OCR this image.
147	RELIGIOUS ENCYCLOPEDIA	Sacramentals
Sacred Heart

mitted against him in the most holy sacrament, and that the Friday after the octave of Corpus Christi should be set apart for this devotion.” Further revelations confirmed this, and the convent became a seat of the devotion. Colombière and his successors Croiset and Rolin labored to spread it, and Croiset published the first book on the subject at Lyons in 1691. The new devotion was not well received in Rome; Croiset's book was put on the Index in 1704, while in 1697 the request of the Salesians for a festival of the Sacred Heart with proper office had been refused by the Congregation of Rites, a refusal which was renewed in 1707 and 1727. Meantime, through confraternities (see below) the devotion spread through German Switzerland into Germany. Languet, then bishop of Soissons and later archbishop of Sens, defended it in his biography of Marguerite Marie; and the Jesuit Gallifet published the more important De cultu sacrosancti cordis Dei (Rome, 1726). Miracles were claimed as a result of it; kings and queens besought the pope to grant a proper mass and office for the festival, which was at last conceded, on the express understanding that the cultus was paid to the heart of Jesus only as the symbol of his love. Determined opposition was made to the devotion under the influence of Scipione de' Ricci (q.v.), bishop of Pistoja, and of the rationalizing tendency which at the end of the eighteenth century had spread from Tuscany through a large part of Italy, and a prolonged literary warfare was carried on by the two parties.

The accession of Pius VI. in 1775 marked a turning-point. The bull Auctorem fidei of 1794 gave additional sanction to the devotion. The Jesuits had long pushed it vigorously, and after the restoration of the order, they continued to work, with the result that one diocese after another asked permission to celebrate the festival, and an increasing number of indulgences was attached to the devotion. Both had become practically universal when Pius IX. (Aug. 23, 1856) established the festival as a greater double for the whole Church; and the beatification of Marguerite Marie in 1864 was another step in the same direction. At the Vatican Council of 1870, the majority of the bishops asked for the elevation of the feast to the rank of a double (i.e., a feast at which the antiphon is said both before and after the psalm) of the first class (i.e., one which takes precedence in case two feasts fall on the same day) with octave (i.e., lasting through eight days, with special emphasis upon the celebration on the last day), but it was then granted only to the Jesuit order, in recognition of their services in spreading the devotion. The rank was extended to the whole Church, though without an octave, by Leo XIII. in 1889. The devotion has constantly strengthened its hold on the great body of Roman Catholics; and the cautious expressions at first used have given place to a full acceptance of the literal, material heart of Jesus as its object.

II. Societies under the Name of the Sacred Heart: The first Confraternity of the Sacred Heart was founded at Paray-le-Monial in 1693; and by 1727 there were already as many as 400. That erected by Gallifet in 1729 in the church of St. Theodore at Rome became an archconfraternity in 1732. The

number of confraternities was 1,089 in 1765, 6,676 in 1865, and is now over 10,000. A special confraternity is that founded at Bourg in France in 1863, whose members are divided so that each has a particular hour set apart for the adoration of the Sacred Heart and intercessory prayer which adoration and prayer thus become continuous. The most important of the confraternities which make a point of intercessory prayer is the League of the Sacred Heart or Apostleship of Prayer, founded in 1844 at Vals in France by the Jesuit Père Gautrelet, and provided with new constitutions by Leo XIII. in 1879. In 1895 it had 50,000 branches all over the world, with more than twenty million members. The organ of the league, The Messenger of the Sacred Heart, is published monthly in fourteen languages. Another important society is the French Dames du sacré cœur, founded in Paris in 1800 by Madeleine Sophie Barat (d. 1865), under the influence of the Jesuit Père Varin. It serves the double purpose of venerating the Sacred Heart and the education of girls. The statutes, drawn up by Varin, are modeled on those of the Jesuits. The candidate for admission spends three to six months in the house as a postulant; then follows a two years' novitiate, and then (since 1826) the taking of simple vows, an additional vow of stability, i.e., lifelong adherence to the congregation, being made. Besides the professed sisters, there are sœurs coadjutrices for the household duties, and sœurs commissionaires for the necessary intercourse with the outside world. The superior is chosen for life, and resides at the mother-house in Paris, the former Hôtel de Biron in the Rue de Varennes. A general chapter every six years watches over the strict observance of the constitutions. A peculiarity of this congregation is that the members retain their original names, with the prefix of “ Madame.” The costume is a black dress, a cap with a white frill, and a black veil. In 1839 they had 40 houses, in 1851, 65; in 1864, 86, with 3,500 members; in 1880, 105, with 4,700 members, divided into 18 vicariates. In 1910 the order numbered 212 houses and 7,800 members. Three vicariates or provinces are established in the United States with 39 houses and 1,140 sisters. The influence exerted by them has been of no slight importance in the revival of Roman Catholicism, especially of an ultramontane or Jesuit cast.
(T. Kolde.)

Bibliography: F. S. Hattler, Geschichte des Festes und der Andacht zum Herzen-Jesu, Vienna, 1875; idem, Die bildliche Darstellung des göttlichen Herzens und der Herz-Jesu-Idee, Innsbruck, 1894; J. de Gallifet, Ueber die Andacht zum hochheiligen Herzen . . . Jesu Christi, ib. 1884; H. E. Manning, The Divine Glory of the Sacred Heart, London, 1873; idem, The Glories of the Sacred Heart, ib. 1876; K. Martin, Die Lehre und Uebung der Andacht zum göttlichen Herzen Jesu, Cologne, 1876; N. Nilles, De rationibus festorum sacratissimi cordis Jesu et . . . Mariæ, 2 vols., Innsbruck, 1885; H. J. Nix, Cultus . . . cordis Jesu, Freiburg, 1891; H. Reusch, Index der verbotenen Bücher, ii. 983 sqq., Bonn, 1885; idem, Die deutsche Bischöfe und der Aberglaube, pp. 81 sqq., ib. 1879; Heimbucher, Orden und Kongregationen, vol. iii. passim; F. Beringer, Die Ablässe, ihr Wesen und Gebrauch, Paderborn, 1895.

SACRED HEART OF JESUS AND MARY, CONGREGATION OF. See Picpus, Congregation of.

- What to produce -
Type out all of the material again, word for word.

- Correct response -
OCR this image.
147	RELIGIOUS ENCYCLOPEDIA	Sacramentals
Sacred Heart

mitted against him in the most holy sacrament, and that the Friday after the octave of Corpus Christi should be set apart for this devotion.” Further revelations confirmed this, and the convent became a seat of the devotion. Colombière and his successors Croiset and Rolin labored to spread it, and Croiset published the first book on the subject at Lyons in 1691. The new devotion was not well received in Rome; Croiset's book was put on the Index in 1704, while in 1697 the request of the Salesians for a festival of the Sacred Heart with proper office had been refused by the Congregation of Rites, a refusal which was renewed in 1707 and 1727. Meantime, through confraternities (see below) the devotion spread through German Switzerland into Germany. Languet, then bishop of Soissons and later archbishop of Sens, defended it in his biography of Marguerite Marie; and the Jesuit Gallifet published the more important De cultu sacrosancti cordis Dei (Rome, 1726). Miracles were claimed as a result of it; kings and queens besought the pope to grant a proper mass and office for the festival, which was at last conceded, on the express understanding that the cultus was paid to the heart of Jesus only as the symbol of his love. Determined opposition was made to the devotion under the influence of Scipione de' Ricci (q.v.), bishop of Pistoja, and of the rationalizing tendency which at the end of the eighteenth century had spread from Tuscany through a large part of Italy, and a prolonged literary warfare was carried on by the two parties.

The accession of Pius VI. in 1775 marked a turning-point. The bull Auctorem fidei of 1794 gave additional sanction to the devotion. The Jesuits had long pushed it vigorously, and after the restoration of the order, they continued to work, with the result that one diocese after another asked permission to celebrate the festival, and an increasing number of indulgences was attached to the devotion. Both had become practically universal when Pius IX. (Aug. 23, 1856) established the festival as a greater double for the whole Church; and the beatification of Marguerite Marie in 1864 was another step in the same direction. At the Vatican Council of 1870, the majority of the bishops asked for the elevation of the feast to the rank of a double (i.e., a feast at which the antiphon is said both before and after the psalm) of the first class (i.e., one which takes precedence in case two feasts fall on the same day) with octave (i.e., lasting through eight days, with special emphasis upon the celebration on the last day), but it was then granted only to the Jesuit order, in recognition of their services in spreading the devotion. The rank was extended to the whole Church, though without an octave, by Leo XIII. in 1889. The devotion has constantly strengthened its hold on the great body of Roman Catholics; and the cautious expressions at first used have given place to a full acceptance of the literal, material heart of Jesus as its object.

II. Societies under the Name of the Sacred Heart: The first Confraternity of the Sacred Heart was founded at Paray-le-Monial in 1693; and by 1727 there were already as many as 400. That erected by Gallifet in 1729 in the church of St. Theodore at Rome became an archconfraternity in 1732. The

number of confraternities was 1,089 in 1765, 6,676 in 1865, and is now over 10,000. A special confraternity is that founded at Bourg in France in 1863, whose members are divided so that each has a particular hour set apart for the adoration of the Sacred Heart and intercessory prayer which adoration and prayer thus become continuous. The most important of the confraternities which make a point of intercessory prayer is the League of the Sacred Heart or Apostleship of Prayer, founded in 1844 at Vals in France by the Jesuit Père Gautrelet, and provided with new constitutions by Leo XIII. in 1879. In 1895 it had 50,000 branches all over the world, with more than twenty million members. The organ of the league, The Messenger of the Sacred Heart, is published monthly in fourteen languages. Another important society is the French Dames du sacré cœur, founded in Paris in 1800 by Madeleine Sophie Barat (d. 1865), under the influence of the Jesuit Père Varin. It serves the double purpose of venerating the Sacred Heart and the education of girls. The statutes, drawn up by Varin, are modeled on those of the Jesuits. The candidate for admission spends three to six months in the house as a postulant; then follows a two years' novitiate, and then (since 1826) the taking of simple vows, an additional vow of stability, i.e., lifelong adherence to the congregation, being made. Besides the professed sisters, there are sœurs coadjutrices for the household duties, and sœurs commissionaires for the necessary intercourse with the outside world. The superior is chosen for life, and resides at the mother-house in Paris, the former Hôtel de Biron in the Rue de Varennes. A general chapter every six years watches over the strict observance of the constitutions. A peculiarity of this congregation is that the members retain their original names, with the prefix of “ Madame.” The costume is a black dress, a cap with a white frill, and a black veil. In 1839 they had 40 houses, in 1851, 65; in 1864, 86, with 3,500 members; in 1880, 105, with 4,700 members, divided into 18 vicariates. In 1910 the order numbered 212 houses and 7,800 members. Three vicariates or provinces are established in the United States with 39 houses and 1,140 sisters. The influence exerted by them has been of no slight importance in the revival of Roman Catholicism, especially of an ultramontane or Jesuit cast.
(T. Kolde.)

Bibliography: F. S. Hattler, Geschichte des Festes und der Andacht zum Herzen-Jesu, Vienna, 1875; idem, Die bildliche Darstellung des göttlichen Herzens und der Herz-Jesu-Idee, Innsbruck, 1894; J. de Gallifet, Ueber die Andacht zum hochheiligen Herzen . . . Jesu Christi, ib. 1884; H. E. Manning, The Divine Glory of the Sacred Heart, London, 1873; idem, The Glories of the Sacred Heart, ib. 1876; K. Martin, Die Lehre und Uebung der Andacht zum göttlichen Herzen Jesu, Cologne, 1876; N. Nilles, De rationibus festorum sacratissimi cordis Jesu et . . . Mariæ, 2 vols., Innsbruck, 1885; H. J. Nix, Cultus . . . cordis Jesu, Freiburg, 1891; H. Reusch, Index der verbotenen Bücher, ii. 983 sqq., Bonn, 1885; idem, Die deutsche Bischöfe und der Aberglaube, pp. 81 sqq., ib. 1879; Heimbucher, Orden und Kongregationen, vol. iii. passim; F. Beringer, Die Ablässe, ihr Wesen und Gebrauch, Paderborn, 1895.

SACRED HEART OF JESUS AND MARY, CONGREGATION OF. See Picpus, Congregation of.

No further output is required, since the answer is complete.